Extracted data entries
****************************************

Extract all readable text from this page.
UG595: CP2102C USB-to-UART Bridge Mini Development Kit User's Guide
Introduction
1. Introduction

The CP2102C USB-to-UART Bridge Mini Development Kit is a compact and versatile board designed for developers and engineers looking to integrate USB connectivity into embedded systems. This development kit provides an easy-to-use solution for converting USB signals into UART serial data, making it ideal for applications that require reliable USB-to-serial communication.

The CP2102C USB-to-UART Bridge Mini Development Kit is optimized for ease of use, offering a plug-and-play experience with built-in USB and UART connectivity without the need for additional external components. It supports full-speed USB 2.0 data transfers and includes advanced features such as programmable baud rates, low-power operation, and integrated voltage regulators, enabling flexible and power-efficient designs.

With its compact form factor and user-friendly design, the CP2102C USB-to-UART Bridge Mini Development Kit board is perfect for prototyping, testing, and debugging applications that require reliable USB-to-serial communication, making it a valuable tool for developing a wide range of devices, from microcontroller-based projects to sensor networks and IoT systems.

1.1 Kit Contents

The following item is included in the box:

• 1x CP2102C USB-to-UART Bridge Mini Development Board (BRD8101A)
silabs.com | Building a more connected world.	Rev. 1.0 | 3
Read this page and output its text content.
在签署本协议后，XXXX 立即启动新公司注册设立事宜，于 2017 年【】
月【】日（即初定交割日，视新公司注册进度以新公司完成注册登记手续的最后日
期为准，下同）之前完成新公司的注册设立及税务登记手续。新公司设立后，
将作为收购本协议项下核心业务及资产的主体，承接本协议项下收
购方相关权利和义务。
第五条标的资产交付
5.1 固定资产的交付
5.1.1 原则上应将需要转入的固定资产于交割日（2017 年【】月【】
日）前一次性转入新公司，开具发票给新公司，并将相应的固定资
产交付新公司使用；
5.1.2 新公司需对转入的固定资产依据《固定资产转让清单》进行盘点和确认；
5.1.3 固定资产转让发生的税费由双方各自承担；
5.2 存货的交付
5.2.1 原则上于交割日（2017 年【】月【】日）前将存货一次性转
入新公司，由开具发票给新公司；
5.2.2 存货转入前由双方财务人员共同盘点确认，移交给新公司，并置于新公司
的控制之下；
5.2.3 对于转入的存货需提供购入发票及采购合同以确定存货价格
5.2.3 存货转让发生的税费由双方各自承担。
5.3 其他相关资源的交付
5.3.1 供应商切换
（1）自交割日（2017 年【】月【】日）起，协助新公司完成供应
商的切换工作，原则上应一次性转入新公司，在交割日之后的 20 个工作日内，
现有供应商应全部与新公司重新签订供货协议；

****************************************

In the lines above, locate the string "text". Copy every line where it occurs.

Extract all readable text from this page.
Read this page and output its text content.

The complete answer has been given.